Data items
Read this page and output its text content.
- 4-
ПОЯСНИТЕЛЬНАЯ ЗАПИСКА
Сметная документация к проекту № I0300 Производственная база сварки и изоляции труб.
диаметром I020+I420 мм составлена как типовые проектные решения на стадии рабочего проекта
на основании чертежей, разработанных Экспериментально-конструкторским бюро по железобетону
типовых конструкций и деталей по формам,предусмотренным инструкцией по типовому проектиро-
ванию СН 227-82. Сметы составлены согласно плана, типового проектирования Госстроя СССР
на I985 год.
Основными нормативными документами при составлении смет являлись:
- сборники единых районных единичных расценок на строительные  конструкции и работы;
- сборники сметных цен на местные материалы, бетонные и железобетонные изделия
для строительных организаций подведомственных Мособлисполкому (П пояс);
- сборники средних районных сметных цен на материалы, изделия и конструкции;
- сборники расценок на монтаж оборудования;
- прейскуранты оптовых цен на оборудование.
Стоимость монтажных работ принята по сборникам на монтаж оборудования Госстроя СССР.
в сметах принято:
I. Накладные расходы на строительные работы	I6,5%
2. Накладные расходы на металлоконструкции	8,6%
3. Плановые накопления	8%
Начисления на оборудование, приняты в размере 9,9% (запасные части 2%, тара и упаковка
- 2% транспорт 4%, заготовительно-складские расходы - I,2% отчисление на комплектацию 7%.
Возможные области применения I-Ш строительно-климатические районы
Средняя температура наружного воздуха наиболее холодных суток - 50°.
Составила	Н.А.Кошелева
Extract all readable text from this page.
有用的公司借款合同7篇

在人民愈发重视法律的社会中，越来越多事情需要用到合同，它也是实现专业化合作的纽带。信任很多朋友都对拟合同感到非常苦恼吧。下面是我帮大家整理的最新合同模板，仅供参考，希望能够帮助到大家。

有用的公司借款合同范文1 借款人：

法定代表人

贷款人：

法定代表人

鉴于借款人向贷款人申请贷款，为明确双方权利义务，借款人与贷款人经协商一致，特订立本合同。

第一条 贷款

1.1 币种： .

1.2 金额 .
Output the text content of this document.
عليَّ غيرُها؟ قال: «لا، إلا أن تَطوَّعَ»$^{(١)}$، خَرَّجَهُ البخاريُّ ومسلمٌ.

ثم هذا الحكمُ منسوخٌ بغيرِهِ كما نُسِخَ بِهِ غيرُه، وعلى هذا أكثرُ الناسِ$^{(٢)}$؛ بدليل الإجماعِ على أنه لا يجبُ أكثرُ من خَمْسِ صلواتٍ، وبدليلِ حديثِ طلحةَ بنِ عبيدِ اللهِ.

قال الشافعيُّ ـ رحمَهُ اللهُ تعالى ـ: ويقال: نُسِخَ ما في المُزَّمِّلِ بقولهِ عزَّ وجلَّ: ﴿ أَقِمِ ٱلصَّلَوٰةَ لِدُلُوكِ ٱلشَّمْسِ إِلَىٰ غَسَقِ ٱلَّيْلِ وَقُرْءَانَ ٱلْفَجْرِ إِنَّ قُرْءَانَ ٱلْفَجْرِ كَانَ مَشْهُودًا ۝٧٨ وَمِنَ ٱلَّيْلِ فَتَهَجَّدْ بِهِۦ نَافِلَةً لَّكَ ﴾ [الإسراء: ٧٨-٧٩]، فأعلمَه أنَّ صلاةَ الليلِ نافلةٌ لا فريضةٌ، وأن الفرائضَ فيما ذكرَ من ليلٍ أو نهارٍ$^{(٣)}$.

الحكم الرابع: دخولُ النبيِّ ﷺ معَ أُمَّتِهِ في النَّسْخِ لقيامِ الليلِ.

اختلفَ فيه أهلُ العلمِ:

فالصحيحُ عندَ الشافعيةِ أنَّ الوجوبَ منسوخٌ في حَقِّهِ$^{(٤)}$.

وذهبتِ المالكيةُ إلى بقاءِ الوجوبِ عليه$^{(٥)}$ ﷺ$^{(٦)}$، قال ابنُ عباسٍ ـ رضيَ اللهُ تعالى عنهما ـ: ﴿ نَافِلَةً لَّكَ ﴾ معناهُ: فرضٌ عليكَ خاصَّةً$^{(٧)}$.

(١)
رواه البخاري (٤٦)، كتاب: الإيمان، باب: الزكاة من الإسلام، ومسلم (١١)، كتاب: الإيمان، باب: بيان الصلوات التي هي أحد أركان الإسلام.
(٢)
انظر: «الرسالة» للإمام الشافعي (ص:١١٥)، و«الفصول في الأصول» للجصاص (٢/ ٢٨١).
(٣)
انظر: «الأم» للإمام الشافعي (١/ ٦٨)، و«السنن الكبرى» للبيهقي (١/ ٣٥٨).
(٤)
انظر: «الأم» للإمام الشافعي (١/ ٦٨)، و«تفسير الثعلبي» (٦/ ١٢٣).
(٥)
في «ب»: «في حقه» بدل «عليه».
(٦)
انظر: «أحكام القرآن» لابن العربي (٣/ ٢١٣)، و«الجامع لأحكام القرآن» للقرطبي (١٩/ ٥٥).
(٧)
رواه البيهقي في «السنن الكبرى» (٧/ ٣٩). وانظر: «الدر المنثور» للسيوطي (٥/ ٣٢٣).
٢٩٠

→ **EXERCISE**:
For each line in the data above that contains the string "монтаж", extract the line.

→ **FULL OUTPUT**:
- сборники расценок на монтаж оборудования;
Стоимость монтажных работ принята по сборникам на монтаж оборудования Госстроя СССР.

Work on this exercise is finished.